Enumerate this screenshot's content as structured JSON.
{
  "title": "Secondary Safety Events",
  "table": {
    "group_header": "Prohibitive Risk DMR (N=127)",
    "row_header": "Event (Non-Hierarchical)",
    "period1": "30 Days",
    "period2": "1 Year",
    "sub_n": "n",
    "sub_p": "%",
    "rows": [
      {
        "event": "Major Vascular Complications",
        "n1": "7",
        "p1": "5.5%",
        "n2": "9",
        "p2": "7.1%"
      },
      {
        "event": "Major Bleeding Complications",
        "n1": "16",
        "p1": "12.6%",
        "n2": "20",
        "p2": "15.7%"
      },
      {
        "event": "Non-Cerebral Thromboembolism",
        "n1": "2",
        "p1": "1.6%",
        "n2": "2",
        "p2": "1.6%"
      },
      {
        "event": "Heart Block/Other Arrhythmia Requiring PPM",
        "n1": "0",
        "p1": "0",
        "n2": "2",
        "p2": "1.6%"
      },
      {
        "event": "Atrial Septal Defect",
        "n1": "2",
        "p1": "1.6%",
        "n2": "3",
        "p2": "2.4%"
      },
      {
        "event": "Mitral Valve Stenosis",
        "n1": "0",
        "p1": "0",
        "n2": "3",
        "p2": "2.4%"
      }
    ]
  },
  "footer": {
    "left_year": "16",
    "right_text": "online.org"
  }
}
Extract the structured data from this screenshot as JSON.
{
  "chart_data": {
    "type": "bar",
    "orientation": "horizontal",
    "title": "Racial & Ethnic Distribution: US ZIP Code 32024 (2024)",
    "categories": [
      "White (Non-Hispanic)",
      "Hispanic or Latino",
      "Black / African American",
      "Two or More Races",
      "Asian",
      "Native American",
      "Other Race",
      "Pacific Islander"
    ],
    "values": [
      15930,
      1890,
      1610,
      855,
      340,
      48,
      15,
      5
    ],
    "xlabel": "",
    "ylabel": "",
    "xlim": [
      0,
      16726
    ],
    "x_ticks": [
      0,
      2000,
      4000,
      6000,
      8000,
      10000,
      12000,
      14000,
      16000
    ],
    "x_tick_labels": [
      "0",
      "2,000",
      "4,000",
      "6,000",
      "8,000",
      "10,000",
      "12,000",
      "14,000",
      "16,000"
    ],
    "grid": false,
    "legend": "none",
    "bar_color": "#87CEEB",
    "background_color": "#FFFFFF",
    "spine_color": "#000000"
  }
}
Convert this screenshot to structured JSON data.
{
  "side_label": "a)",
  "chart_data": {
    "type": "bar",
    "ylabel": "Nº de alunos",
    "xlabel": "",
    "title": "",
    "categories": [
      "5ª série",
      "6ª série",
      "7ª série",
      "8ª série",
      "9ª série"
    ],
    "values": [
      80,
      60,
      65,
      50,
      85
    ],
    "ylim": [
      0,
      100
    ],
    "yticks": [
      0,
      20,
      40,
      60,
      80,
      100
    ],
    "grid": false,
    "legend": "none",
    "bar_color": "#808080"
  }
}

-------

• [Written task]: Looking at the data above, show all lines where the word "Major" occurs.

• [Written response]:
        "event": "Major Vascular Complications",
        "event": "Major Bleeding Complications",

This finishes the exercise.